*Exercise aim*. Copy each line below in which the word "JSON" occurs.

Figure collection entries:
_ _ _ _ _ _ _
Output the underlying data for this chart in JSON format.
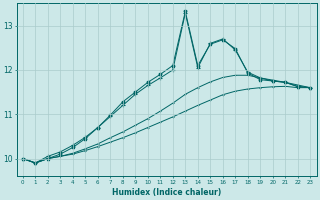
{
  "xlabel": "Humidex (Indice chaleur)",
  "bg_color": "#cce8e8",
  "line_color": "#006666",
  "grid_color": "#aacccc",
  "xlim": [
    -0.5,
    23.5
  ],
  "ylim": [
    9.6,
    13.5
  ],
  "yticks": [
    10,
    11,
    12,
    13
  ],
  "xticks": [
    0,
    1,
    2,
    3,
    4,
    5,
    6,
    7,
    8,
    9,
    10,
    11,
    12,
    13,
    14,
    15,
    16,
    17,
    18,
    19,
    20,
    21,
    22,
    23
  ],
  "line1_x": [
    0,
    1,
    2,
    3,
    4,
    5,
    6,
    7,
    8,
    9,
    10,
    11,
    12,
    13,
    14,
    15,
    16,
    17,
    18,
    19,
    20,
    21,
    22,
    23
  ],
  "line1_y": [
    10.0,
    9.9,
    10.0,
    10.05,
    10.1,
    10.18,
    10.27,
    10.37,
    10.47,
    10.58,
    10.7,
    10.82,
    10.94,
    11.07,
    11.2,
    11.32,
    11.44,
    11.52,
    11.57,
    11.6,
    11.62,
    11.63,
    11.6,
    11.6
  ],
  "line2_x": [
    0,
    1,
    2,
    3,
    4,
    5,
    6,
    7,
    8,
    9,
    10,
    11,
    12,
    13,
    14,
    15,
    16,
    17,
    18,
    19,
    20,
    21,
    22,
    23
  ],
  "line2_y": [
    10.0,
    9.9,
    10.0,
    10.05,
    10.12,
    10.22,
    10.33,
    10.47,
    10.6,
    10.75,
    10.9,
    11.07,
    11.25,
    11.45,
    11.6,
    11.73,
    11.83,
    11.88,
    11.88,
    11.82,
    11.77,
    11.72,
    11.66,
    11.6
  ],
  "line3_x": [
    0,
    1,
    2,
    3,
    4,
    5,
    6,
    7,
    8,
    9,
    10,
    11,
    12,
    13,
    14,
    15,
    16,
    17,
    18,
    19,
    20,
    21,
    22,
    23
  ],
  "line3_y": [
    10.0,
    9.9,
    10.05,
    10.15,
    10.3,
    10.48,
    10.7,
    10.95,
    11.2,
    11.45,
    11.65,
    11.82,
    12.0,
    13.28,
    12.05,
    12.6,
    12.7,
    12.45,
    11.95,
    11.82,
    11.75,
    11.72,
    11.63,
    11.6
  ],
  "line4_x": [
    0,
    1,
    2,
    3,
    4,
    5,
    6,
    7,
    8,
    9,
    10,
    11,
    12,
    13,
    14,
    15,
    16,
    17,
    18,
    19,
    20,
    21,
    22,
    23
  ],
  "line4_y": [
    10.0,
    9.9,
    10.0,
    10.1,
    10.25,
    10.45,
    10.7,
    10.98,
    11.28,
    11.5,
    11.72,
    11.9,
    12.1,
    13.32,
    12.1,
    12.58,
    12.68,
    12.48,
    11.93,
    11.78,
    11.75,
    11.72,
    11.62,
    11.6
  ]
}
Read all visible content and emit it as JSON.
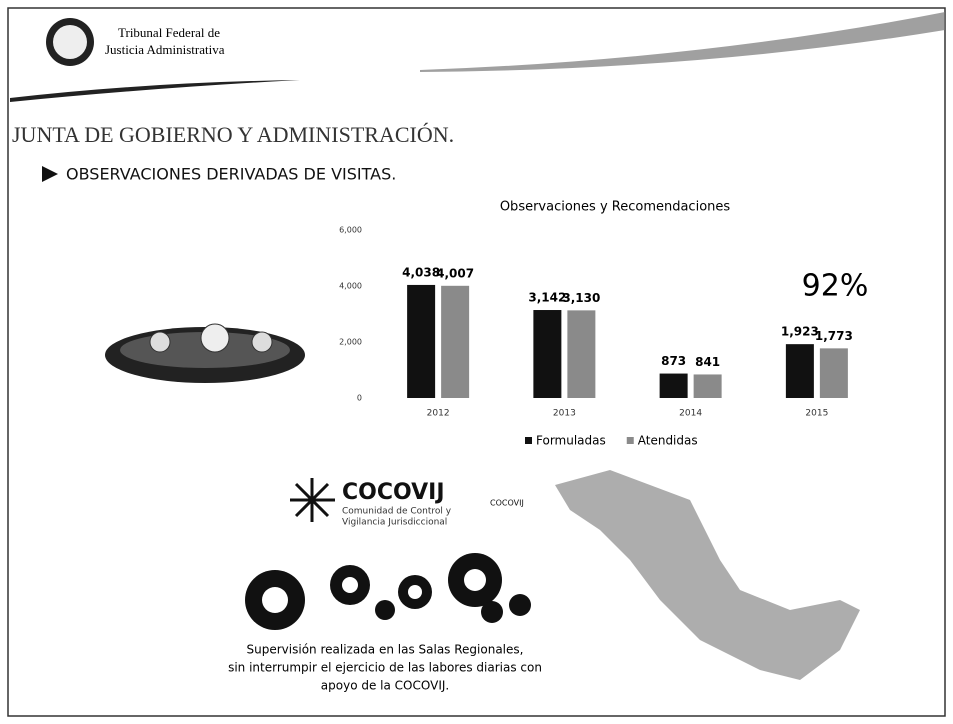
{
  "header": {
    "line1": "Tribunal Federal de",
    "line2": "Justicia Administrativa"
  },
  "title": "JUNTA DE GOBIERNO Y ADMINISTRACIÓN.",
  "subtitle": "OBSERVACIONES DERIVADAS DE VISITAS.",
  "chart_data": {
    "type": "bar",
    "title": "Observaciones y Recomendaciones",
    "categories": [
      "2012",
      "2013",
      "2014",
      "2015"
    ],
    "series": [
      {
        "name": "Formuladas",
        "color": "#111111",
        "values": [
          4038,
          3142,
          873,
          1923
        ],
        "value_labels": [
          "4,038",
          "3,142",
          "873",
          "1,923"
        ]
      },
      {
        "name": "Atendidas",
        "color": "#8a8a8a",
        "values": [
          4007,
          3130,
          841,
          1773
        ],
        "value_labels": [
          "4,007",
          "3,130",
          "841",
          "1,773"
        ]
      }
    ],
    "ylim": [
      0,
      6000
    ],
    "yticks": [
      0,
      {
        "value": 2000,
        "label": "2,000"
      },
      {
        "value": 4000,
        "label": "4,000"
      },
      {
        "value": 6000,
        "label": "6,000"
      }
    ],
    "annotation": "92%",
    "legend": "bottom"
  },
  "logo": {
    "name": "COCOVIJ",
    "line1": "Comunidad de Control y",
    "line2": "Vigilancia Jurisdiccional",
    "tag": "COCOVIJ"
  },
  "caption": {
    "line1": "Supervisión realizada en las Salas Regionales,",
    "line2": "sin interrumpir el ejercicio de las labores diarias con",
    "line3": "apoyo de la COCOVIJ."
  }
}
_ _ _ _ _ _ _
*Answer to this task*.
Output the underlying data for this chart in JSON format.
Read all visible content and emit it as JSON.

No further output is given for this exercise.